---------- MATERIAL PROVIDED

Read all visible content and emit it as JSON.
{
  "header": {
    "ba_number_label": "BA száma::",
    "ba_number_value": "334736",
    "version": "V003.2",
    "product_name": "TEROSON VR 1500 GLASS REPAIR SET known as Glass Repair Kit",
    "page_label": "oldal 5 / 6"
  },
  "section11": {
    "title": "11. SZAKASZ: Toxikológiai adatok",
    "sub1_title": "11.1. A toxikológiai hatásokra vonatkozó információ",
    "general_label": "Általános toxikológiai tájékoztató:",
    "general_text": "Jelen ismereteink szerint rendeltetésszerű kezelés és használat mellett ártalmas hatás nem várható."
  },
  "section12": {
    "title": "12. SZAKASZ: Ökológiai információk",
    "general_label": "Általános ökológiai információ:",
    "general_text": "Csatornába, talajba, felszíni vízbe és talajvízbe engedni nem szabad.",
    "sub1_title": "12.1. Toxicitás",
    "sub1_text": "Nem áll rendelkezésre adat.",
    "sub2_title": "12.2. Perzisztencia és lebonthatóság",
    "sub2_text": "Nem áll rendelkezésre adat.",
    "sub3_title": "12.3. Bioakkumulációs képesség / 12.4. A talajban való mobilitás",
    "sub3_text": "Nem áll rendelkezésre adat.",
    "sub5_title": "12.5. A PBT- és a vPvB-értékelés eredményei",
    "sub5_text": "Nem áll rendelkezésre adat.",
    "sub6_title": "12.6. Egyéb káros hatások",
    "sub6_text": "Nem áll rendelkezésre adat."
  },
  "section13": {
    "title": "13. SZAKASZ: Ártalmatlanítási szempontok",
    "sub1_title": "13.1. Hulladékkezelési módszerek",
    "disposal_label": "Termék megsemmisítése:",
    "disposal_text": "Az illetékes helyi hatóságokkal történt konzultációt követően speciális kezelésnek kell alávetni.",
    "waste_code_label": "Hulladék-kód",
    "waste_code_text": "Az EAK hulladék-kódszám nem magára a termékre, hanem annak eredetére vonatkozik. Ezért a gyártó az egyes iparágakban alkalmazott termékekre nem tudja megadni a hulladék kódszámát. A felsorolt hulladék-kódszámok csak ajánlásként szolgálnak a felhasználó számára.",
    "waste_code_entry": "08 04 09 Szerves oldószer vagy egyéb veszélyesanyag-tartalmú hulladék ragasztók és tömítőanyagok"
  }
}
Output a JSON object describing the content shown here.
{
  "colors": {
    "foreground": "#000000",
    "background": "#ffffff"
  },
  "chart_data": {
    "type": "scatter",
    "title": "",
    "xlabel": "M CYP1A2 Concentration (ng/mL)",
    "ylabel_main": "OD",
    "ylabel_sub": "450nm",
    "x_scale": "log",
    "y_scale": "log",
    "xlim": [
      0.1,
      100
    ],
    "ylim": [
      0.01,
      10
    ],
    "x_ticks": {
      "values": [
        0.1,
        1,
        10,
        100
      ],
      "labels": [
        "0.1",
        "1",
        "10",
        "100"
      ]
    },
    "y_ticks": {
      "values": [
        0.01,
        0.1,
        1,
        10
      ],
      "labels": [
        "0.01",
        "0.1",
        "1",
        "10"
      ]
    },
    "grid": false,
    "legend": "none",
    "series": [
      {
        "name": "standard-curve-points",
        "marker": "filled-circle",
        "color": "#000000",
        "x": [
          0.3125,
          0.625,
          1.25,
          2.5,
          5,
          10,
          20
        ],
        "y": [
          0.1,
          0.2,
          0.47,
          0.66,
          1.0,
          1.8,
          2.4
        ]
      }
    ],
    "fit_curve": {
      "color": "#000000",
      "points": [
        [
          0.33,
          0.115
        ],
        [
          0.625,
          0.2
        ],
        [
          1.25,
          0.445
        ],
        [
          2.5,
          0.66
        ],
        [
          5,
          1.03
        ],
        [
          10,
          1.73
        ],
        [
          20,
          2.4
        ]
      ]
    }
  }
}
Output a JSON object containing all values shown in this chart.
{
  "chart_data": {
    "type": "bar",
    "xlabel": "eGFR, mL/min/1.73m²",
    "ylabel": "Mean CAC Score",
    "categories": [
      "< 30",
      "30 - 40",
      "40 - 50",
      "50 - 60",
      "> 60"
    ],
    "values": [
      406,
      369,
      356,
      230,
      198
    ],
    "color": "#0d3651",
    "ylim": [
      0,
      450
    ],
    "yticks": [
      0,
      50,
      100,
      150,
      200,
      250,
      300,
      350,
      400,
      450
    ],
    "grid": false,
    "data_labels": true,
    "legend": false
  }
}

--------------------

# PROMPT:
Please set down all the data word for word.

# SOLUTION TO THE PROBLEM:
Read all visible content and emit it as JSON.
{
  "header": {
    "ba_number_label": "BA száma::",
    "ba_number_value": "334736",
    "version": "V003.2",
    "product_name": "TEROSON VR 1500 GLASS REPAIR SET known as Glass Repair Kit",
    "page_label": "oldal 5 / 6"
  },
  "section11": {
    "title": "11. SZAKASZ: Toxikológiai adatok",
    "sub1_title": "11.1. A toxikológiai hatásokra vonatkozó információ",
    "general_label": "Általános toxikológiai tájékoztató:",
    "general_text": "Jelen ismereteink szerint rendeltetésszerű kezelés és használat mellett ártalmas hatás nem várható."
  },
  "section12": {
    "title": "12. SZAKASZ: Ökológiai információk",
    "general_label": "Általános ökológiai információ:",
    "general_text": "Csatornába, talajba, felszíni vízbe és talajvízbe engedni nem szabad.",
    "sub1_title": "12.1. Toxicitás",
    "sub1_text": "Nem áll rendelkezésre adat.",
    "sub2_title": "12.2. Perzisztencia és lebonthatóság",
    "sub2_text": "Nem áll rendelkezésre adat.",
    "sub3_title": "12.3. Bioakkumulációs képesség / 12.4. A talajban való mobilitás",
    "sub3_text": "Nem áll rendelkezésre adat.",
    "sub5_title": "12.5. A PBT- és a vPvB-értékelés eredményei",
    "sub5_text": "Nem áll rendelkezésre adat.",
    "sub6_title": "12.6. Egyéb káros hatások",
    "sub6_text": "Nem áll rendelkezésre adat."
  },
  "section13": {
    "title": "13. SZAKASZ: Ártalmatlanítási szempontok",
    "sub1_title": "13.1. Hulladékkezelési módszerek",
    "disposal_label": "Termék megsemmisítése:",
    "disposal_text": "Az illetékes helyi hatóságokkal történt konzultációt követően speciális kezelésnek kell alávetni.",
    "waste_code_label": "Hulladék-kód",
    "waste_code_text": "Az EAK hulladék-kódszám nem magára a termékre, hanem annak eredetére vonatkozik. Ezért a gyártó az egyes iparágakban alkalmazott termékekre nem tudja megadni a hulladék kódszámát. A felsorolt hulladék-kódszámok csak ajánlásként szolgálnak a felhasználó számára.",
    "waste_code_entry": "08 04 09 Szerves oldószer vagy egyéb veszélyesanyag-tartalmú hulladék ragasztók és tömítőanyagok"
  }
}
Output a JSON object describing the content shown here.
{
  "colors": {
    "foreground": "#000000",
    "background": "#ffffff"
  },
  "chart_data": {
    "type": "scatter",
    "title": "",
    "xlabel": "M CYP1A2 Concentration (ng/mL)",
    "ylabel_main": "OD",
    "ylabel_sub": "450nm",
    "x_scale": "log",
    "y_scale": "log",
    "xlim": [
      0.1,
      100
    ],
    "ylim": [
      0.01,
      10
    ],
    "x_ticks": {
      "values": [
        0.1,
        1,
        10,
        100
      ],
      "labels": [
        "0.1",
        "1",
        "10",
        "100"
      ]
    },
    "y_ticks": {
      "values": [
        0.01,
        0.1,
        1,
        10
      ],
      "labels": [
        "0.01",
        "0.1",
        "1",
        "10"
      ]
    },
    "grid": false,
    "legend": "none",
    "series": [
      {
        "name": "standard-curve-points",
        "marker": "filled-circle",
        "color": "#000000",
        "x": [
          0.3125,
          0.625,
          1.25,
          2.5,
          5,
          10,
          20
        ],
        "y": [
          0.1,
          0.2,
          0.47,
          0.66,
          1.0,
          1.8,
          2.4
        ]
      }
    ],
    "fit_curve": {
      "color": "#000000",
      "points": [
        [
          0.33,
          0.115
        ],
        [
          0.625,
          0.2
        ],
        [
          1.25,
          0.445
        ],
        [
          2.5,
          0.66
        ],
        [
          5,
          1.03
        ],
        [
          10,
          1.73
        ],
        [
          20,
          2.4
        ]
      ]
    }
  }
}
Output a JSON object containing all values shown in this chart.
{
  "chart_data": {
    "type": "bar",
    "xlabel": "eGFR, mL/min/1.73m²",
    "ylabel": "Mean CAC Score",
    "categories": [
      "< 30",
      "30 - 40",
      "40 - 50",
      "50 - 60",
      "> 60"
    ],
    "values": [
      406,
      369,
      356,
      230,
      198
    ],
    "color": "#0d3651",
    "ylim": [
      0,
      450
    ],
    "yticks": [
      0,
      50,
      100,
      150,
      200,
      250,
      300,
      350,
      400,
      450
    ],
    "grid": false,
    "data_labels": true,
    "legend": false
  }
}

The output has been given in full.